## PROBLEM REQUIREMENTS
Copy the following material line for line, without changing a single character.

'''

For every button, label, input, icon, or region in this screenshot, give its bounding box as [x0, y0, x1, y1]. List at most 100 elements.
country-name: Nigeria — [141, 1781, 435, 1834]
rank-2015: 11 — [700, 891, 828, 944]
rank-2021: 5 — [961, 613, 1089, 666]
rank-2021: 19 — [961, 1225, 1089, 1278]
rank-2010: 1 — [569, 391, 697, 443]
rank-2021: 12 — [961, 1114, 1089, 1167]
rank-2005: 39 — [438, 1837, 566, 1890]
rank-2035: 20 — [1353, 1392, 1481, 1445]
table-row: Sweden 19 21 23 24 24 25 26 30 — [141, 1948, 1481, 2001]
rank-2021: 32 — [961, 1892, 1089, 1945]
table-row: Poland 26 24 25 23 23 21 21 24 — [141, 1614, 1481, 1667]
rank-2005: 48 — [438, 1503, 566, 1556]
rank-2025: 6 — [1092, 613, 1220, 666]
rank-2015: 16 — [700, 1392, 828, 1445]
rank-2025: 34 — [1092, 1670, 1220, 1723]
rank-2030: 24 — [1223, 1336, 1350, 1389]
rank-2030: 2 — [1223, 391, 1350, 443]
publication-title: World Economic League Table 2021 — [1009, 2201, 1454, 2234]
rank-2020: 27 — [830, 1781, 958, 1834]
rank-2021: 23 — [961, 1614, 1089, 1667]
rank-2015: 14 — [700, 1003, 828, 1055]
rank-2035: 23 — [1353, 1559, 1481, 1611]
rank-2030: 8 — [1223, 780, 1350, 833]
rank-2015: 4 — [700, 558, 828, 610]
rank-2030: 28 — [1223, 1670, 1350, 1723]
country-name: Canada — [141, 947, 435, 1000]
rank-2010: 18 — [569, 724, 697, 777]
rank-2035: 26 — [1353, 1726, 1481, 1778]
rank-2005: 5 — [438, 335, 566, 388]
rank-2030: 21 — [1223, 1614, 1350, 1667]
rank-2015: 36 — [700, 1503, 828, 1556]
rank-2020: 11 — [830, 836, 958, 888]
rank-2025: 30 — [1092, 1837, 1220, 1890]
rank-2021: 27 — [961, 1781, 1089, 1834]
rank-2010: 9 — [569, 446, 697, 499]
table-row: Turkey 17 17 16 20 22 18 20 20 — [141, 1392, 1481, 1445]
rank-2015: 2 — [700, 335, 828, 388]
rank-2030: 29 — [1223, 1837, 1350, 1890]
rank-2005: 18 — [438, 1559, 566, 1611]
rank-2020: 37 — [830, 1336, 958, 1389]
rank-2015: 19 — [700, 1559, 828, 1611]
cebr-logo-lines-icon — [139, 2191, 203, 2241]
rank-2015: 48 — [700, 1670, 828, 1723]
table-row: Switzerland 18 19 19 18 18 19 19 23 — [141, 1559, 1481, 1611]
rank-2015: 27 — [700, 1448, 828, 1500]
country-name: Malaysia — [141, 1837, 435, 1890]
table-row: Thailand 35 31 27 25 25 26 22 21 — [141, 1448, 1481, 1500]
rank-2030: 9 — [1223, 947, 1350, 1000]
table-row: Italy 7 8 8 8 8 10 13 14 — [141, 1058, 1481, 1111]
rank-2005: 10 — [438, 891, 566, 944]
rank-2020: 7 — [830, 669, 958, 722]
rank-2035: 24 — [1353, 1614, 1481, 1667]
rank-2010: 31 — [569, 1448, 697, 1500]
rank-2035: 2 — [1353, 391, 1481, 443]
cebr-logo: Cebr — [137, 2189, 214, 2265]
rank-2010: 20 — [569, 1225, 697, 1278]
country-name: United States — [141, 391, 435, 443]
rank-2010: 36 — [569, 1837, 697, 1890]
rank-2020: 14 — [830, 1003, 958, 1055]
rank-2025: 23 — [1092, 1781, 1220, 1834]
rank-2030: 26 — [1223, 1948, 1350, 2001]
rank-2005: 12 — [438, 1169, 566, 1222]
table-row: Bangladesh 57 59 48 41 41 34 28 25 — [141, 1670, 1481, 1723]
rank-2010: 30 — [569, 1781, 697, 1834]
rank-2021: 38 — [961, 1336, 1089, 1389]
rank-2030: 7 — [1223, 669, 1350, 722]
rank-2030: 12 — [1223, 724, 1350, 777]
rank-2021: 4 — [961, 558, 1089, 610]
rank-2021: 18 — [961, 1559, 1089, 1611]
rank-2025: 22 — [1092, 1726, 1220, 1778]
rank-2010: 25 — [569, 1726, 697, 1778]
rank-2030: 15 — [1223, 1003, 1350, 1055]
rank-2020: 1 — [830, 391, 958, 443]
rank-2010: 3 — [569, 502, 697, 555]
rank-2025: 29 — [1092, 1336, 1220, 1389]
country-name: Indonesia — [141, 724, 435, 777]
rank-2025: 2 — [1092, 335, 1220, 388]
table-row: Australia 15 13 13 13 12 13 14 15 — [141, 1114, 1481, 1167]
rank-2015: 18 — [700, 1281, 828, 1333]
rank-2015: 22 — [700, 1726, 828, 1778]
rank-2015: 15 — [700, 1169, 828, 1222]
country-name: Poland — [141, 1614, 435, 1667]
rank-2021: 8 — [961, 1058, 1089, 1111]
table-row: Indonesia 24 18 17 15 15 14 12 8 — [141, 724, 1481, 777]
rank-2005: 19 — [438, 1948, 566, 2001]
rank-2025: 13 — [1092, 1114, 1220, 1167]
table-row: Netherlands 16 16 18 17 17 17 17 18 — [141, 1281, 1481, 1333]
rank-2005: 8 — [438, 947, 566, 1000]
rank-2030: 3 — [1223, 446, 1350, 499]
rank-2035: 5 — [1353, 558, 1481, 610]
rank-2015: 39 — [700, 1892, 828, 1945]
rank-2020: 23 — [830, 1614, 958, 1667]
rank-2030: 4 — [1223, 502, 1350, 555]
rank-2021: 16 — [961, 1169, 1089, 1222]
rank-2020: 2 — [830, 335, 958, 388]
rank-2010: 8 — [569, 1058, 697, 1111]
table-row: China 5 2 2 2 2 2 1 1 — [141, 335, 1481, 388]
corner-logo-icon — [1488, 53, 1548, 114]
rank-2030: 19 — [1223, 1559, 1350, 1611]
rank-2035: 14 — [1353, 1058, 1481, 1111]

'''

## FINAL ANSWER
For every button, label, input, icon, or region in this screenshot, give its bounding box as [x0, y0, x1, y1]. List at most 100 elements.
country-name: Nigeria — [141, 1781, 435, 1834]
rank-2015: 11 — [700, 891, 828, 944]
rank-2021: 5 — [961, 613, 1089, 666]
rank-2021: 19 — [961, 1225, 1089, 1278]
rank-2010: 1 — [569, 391, 697, 443]
rank-2021: 12 — [961, 1114, 1089, 1167]
rank-2005: 39 — [438, 1837, 566, 1890]
rank-2035: 20 — [1353, 1392, 1481, 1445]
table-row: Sweden 19 21 23 24 24 25 26 30 — [141, 1948, 1481, 2001]
rank-2021: 32 — [961, 1892, 1089, 1945]
table-row: Poland 26 24 25 23 23 21 21 24 — [141, 1614, 1481, 1667]
rank-2005: 48 — [438, 1503, 566, 1556]
rank-2025: 6 — [1092, 613, 1220, 666]
rank-2015: 16 — [700, 1392, 828, 1445]
rank-2025: 34 — [1092, 1670, 1220, 1723]
rank-2030: 24 — [1223, 1336, 1350, 1389]
rank-2030: 2 — [1223, 391, 1350, 443]
publication-title: World Economic League Table 2021 — [1009, 2201, 1454, 2234]
rank-2020: 27 — [830, 1781, 958, 1834]
rank-2021: 23 — [961, 1614, 1089, 1667]
rank-2015: 14 — [700, 1003, 828, 1055]
rank-2035: 23 — [1353, 1559, 1481, 1611]
rank-2030: 8 — [1223, 780, 1350, 833]
rank-2015: 4 — [700, 558, 828, 610]
rank-2030: 28 — [1223, 1670, 1350, 1723]
country-name: Canada — [141, 947, 435, 1000]
rank-2010: 18 — [569, 724, 697, 777]
rank-2035: 26 — [1353, 1726, 1481, 1778]
rank-2005: 5 — [438, 335, 566, 388]
rank-2030: 21 — [1223, 1614, 1350, 1667]
rank-2015: 36 — [700, 1503, 828, 1556]
rank-2020: 11 — [830, 836, 958, 888]
rank-2025: 30 — [1092, 1837, 1220, 1890]
rank-2021: 27 — [961, 1781, 1089, 1834]
rank-2010: 9 — [569, 446, 697, 499]
table-row: Turkey 17 17 16 20 22 18 20 20 — [141, 1392, 1481, 1445]
rank-2015: 2 — [700, 335, 828, 388]
rank-2030: 29 — [1223, 1837, 1350, 1890]
rank-2005: 18 — [438, 1559, 566, 1611]
rank-2020: 37 — [830, 1336, 958, 1389]
rank-2015: 19 — [700, 1559, 828, 1611]
cebr-logo-lines-icon — [139, 2191, 203, 2241]
rank-2015: 48 — [700, 1670, 828, 1723]
table-row: Switzerland 18 19 19 18 18 19 19 23 — [141, 1559, 1481, 1611]
rank-2015: 27 — [700, 1448, 828, 1500]
country-name: Malaysia — [141, 1837, 435, 1890]
table-row: Thailand 35 31 27 25 25 26 22 21 — [141, 1448, 1481, 1500]
rank-2030: 9 — [1223, 947, 1350, 1000]
table-row: Italy 7 8 8 8 8 10 13 14 — [141, 1058, 1481, 1111]
rank-2005: 10 — [438, 891, 566, 944]
rank-2020: 7 — [830, 669, 958, 722]
rank-2035: 24 — [1353, 1614, 1481, 1667]
rank-2010: 31 — [569, 1448, 697, 1500]
rank-2035: 2 — [1353, 391, 1481, 443]
cebr-logo: Cebr — [137, 2189, 214, 2265]
rank-2010: 20 — [569, 1225, 697, 1278]
country-name: United States — [141, 391, 435, 443]
rank-2010: 36 — [569, 1837, 697, 1890]
rank-2020: 14 — [830, 1003, 958, 1055]
rank-2025: 23 — [1092, 1781, 1220, 1834]
rank-2030: 26 — [1223, 1948, 1350, 2001]
rank-2005: 12 — [438, 1169, 566, 1222]
table-row: Bangladesh 57 59 48 41 41 34 28 25 — [141, 1670, 1481, 1723]
rank-2010: 30 — [569, 1781, 697, 1834]
rank-2021: 38 — [961, 1336, 1089, 1389]
rank-2030: 7 — [1223, 669, 1350, 722]
rank-2030: 12 — [1223, 724, 1350, 777]
rank-2021: 4 — [961, 558, 1089, 610]
rank-2021: 18 — [961, 1559, 1089, 1611]
rank-2025: 22 — [1092, 1726, 1220, 1778]
rank-2010: 25 — [569, 1726, 697, 1778]
rank-2030: 15 — [1223, 1003, 1350, 1055]
rank-2020: 1 — [830, 391, 958, 443]
rank-2010: 3 — [569, 502, 697, 555]
rank-2025: 29 — [1092, 1336, 1220, 1389]
country-name: Indonesia — [141, 724, 435, 777]
rank-2025: 2 — [1092, 335, 1220, 388]
table-row: Australia 15 13 13 13 12 13 14 15 — [141, 1114, 1481, 1167]
rank-2015: 18 — [700, 1281, 828, 1333]
rank-2015: 22 — [700, 1726, 828, 1778]
rank-2015: 15 — [700, 1169, 828, 1222]
country-name: Poland — [141, 1614, 435, 1667]
rank-2021: 8 — [961, 1058, 1089, 1111]
table-row: Indonesia 24 18 17 15 15 14 12 8 — [141, 724, 1481, 777]
rank-2005: 19 — [438, 1948, 566, 2001]
rank-2025: 13 — [1092, 1114, 1220, 1167]
table-row: Netherlands 16 16 18 17 17 17 17 18 — [141, 1281, 1481, 1333]
rank-2005: 8 — [438, 947, 566, 1000]
rank-2030: 3 — [1223, 446, 1350, 499]
rank-2035: 5 — [1353, 558, 1481, 610]
rank-2015: 39 — [700, 1892, 828, 1945]
rank-2020: 23 — [830, 1614, 958, 1667]
rank-2030: 4 — [1223, 502, 1350, 555]
rank-2021: 16 — [961, 1169, 1089, 1222]
rank-2020: 2 — [830, 335, 958, 388]
rank-2010: 8 — [569, 1058, 697, 1111]
table-row: China 5 2 2 2 2 2 1 1 — [141, 335, 1481, 388]
corner-logo-icon — [1488, 53, 1548, 114]
rank-2030: 19 — [1223, 1559, 1350, 1611]
rank-2035: 14 — [1353, 1058, 1481, 1111]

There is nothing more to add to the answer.